Data listing
◆ ◆ ◆ ◆ ◆

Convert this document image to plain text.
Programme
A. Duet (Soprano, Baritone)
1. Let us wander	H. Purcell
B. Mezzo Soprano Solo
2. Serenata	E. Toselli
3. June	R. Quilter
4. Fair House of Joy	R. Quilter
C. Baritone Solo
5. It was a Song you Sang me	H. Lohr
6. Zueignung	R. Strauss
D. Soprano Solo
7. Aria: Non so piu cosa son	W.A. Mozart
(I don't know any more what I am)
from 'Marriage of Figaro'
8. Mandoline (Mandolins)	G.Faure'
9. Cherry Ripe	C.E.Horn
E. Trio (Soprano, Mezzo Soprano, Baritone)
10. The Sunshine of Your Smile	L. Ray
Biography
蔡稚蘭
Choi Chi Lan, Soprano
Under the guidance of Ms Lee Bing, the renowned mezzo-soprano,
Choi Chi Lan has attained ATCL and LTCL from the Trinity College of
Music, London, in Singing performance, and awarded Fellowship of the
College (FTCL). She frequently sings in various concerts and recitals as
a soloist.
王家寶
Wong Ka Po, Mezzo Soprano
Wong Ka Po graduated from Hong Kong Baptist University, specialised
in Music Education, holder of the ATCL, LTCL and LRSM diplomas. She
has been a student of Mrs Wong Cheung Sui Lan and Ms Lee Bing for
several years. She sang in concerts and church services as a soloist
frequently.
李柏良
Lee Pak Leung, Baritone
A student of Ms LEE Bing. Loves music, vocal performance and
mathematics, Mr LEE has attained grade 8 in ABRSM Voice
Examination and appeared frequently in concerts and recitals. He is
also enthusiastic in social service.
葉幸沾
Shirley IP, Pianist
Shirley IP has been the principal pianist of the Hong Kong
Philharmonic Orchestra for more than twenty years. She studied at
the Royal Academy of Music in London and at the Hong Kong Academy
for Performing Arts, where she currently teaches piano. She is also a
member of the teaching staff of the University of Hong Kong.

◆ ◆ ◆ ◆ ◆

**Task instructions:** Can you give every line above again, exactly as written?

**Answer to this task:**
Convert this document image to plain text.
Programme
A. Duet (Soprano, Baritone)
1. Let us wander	H. Purcell
B. Mezzo Soprano Solo
2. Serenata	E. Toselli
3. June	R. Quilter
4. Fair House of Joy	R. Quilter
C. Baritone Solo
5. It was a Song you Sang me	H. Lohr
6. Zueignung	R. Strauss
D. Soprano Solo
7. Aria: Non so piu cosa son	W.A. Mozart
(I don't know any more what I am)
from 'Marriage of Figaro'
8. Mandoline (Mandolins)	G.Faure'
9. Cherry Ripe	C.E.Horn
E. Trio (Soprano, Mezzo Soprano, Baritone)
10. The Sunshine of Your Smile	L. Ray
Biography
蔡稚蘭
Choi Chi Lan, Soprano
Under the guidance of Ms Lee Bing, the renowned mezzo-soprano,
Choi Chi Lan has attained ATCL and LTCL from the Trinity College of
Music, London, in Singing performance, and awarded Fellowship of the
College (FTCL). She frequently sings in various concerts and recitals as
a soloist.
王家寶
Wong Ka Po, Mezzo Soprano
Wong Ka Po graduated from Hong Kong Baptist University, specialised
in Music Education, holder of the ATCL, LTCL and LRSM diplomas. She
has been a student of Mrs Wong Cheung Sui Lan and Ms Lee Bing for
several years. She sang in concerts and church services as a soloist
frequently.
李柏良
Lee Pak Leung, Baritone
A student of Ms LEE Bing. Loves music, vocal performance and
mathematics, Mr LEE has attained grade 8 in ABRSM Voice
Examination and appeared frequently in concerts and recitals. He is
also enthusiastic in social service.
葉幸沾
Shirley IP, Pianist
Shirley IP has been the principal pianist of the Hong Kong
Philharmonic Orchestra for more than twenty years. She studied at
the Royal Academy of Music in London and at the Hong Kong Academy
for Performing Arts, where she currently teaches piano. She is also a
member of the teaching staff of the University of Hong Kong.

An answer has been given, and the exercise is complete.